* _WHAT YOU ARE ASKED TO DO_:
Reproduce the lines below in full, renaming "Temperature (C)" to "Temperature (°C)" wherever it occurs and leaving all other text unchanged.

* _SUPPLIED MATERIAL_:
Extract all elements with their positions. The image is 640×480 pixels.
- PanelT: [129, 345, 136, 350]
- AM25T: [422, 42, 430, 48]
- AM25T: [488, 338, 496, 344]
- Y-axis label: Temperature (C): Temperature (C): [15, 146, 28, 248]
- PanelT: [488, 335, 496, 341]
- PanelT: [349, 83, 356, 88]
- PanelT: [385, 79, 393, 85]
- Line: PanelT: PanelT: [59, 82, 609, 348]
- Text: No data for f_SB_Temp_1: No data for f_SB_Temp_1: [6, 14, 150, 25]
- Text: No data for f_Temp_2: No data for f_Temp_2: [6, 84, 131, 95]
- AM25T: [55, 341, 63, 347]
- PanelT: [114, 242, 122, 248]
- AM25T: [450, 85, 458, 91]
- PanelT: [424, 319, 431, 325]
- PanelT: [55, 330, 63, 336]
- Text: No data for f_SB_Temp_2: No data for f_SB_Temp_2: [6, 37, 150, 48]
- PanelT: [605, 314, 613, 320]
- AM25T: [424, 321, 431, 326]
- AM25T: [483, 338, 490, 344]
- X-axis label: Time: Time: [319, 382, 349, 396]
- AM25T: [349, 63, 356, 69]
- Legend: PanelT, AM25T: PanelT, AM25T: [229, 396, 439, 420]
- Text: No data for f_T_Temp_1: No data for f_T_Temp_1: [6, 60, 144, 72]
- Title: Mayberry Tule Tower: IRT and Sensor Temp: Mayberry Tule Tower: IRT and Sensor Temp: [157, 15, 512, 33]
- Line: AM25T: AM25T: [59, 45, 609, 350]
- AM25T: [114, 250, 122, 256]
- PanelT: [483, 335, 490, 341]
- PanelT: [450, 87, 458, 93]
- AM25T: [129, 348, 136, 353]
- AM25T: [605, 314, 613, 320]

* _OUTPUT BELOW_:
Extract all elements with their positions. The image is 640×480 pixels.
- PanelT: [129, 345, 136, 350]
- AM25T: [422, 42, 430, 48]
- AM25T: [488, 338, 496, 344]
- Y-axis label: Temperature (°C): Temperature (°C): [15, 146, 28, 248]
- PanelT: [488, 335, 496, 341]
- PanelT: [349, 83, 356, 88]
- PanelT: [385, 79, 393, 85]
- Line: PanelT: PanelT: [59, 82, 609, 348]
- Text: No data for f_SB_Temp_1: No data for f_SB_Temp_1: [6, 14, 150, 25]
- Text: No data for f_Temp_2: No data for f_Temp_2: [6, 84, 131, 95]
- AM25T: [55, 341, 63, 347]
- PanelT: [114, 242, 122, 248]
- AM25T: [450, 85, 458, 91]
- PanelT: [424, 319, 431, 325]
- PanelT: [55, 330, 63, 336]
- Text: No data for f_SB_Temp_2: No data for f_SB_Temp_2: [6, 37, 150, 48]
- PanelT: [605, 314, 613, 320]
- AM25T: [424, 321, 431, 326]
- AM25T: [483, 338, 490, 344]
- X-axis label: Time: Time: [319, 382, 349, 396]
- AM25T: [349, 63, 356, 69]
- Legend: PanelT, AM25T: PanelT, AM25T: [229, 396, 439, 420]
- Text: No data for f_T_Temp_1: No data for f_T_Temp_1: [6, 60, 144, 72]
- Title: Mayberry Tule Tower: IRT and Sensor Temp: Mayberry Tule Tower: IRT and Sensor Temp: [157, 15, 512, 33]
- Line: AM25T: AM25T: [59, 45, 609, 350]
- AM25T: [114, 250, 122, 256]
- PanelT: [483, 335, 490, 341]
- PanelT: [450, 87, 458, 93]
- AM25T: [129, 348, 136, 353]
- AM25T: [605, 314, 613, 320]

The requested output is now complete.